* [Task statement]:
Identify and pull out each line of the entries in which "участников" occurs.
--- Start Extracted information ---
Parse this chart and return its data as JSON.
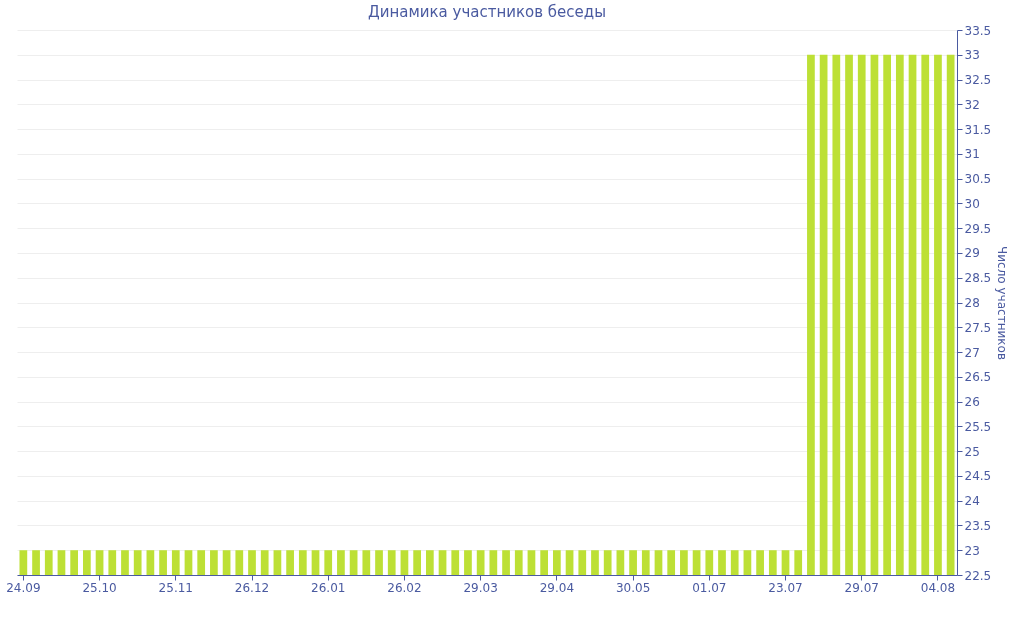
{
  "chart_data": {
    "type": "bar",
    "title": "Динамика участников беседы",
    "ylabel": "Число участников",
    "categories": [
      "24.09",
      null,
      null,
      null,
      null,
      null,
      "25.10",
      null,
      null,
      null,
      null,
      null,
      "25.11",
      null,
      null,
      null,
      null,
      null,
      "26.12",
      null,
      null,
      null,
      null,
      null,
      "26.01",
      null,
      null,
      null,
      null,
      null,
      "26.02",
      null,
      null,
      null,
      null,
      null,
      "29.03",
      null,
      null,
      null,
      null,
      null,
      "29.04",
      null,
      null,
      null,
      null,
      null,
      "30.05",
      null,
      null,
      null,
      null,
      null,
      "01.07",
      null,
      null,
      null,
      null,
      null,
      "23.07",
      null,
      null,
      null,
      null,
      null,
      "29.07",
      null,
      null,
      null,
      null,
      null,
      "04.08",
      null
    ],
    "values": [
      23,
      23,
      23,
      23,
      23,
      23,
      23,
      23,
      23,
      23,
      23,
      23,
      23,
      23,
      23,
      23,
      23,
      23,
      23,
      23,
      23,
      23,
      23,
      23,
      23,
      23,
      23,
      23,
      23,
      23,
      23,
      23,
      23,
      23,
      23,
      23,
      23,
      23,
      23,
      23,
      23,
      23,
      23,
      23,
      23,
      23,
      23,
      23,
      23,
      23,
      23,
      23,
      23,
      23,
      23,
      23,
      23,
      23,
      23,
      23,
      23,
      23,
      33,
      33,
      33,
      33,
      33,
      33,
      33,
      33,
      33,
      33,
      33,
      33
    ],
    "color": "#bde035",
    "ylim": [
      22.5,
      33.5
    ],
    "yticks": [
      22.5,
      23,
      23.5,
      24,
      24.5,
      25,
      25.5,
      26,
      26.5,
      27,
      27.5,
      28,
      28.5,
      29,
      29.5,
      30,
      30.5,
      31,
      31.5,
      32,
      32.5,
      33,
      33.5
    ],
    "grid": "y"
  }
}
--- End Extracted information ---
* [Exercise response]:
    "title": "Динамика участников беседы",
    "ylabel": "Число участников",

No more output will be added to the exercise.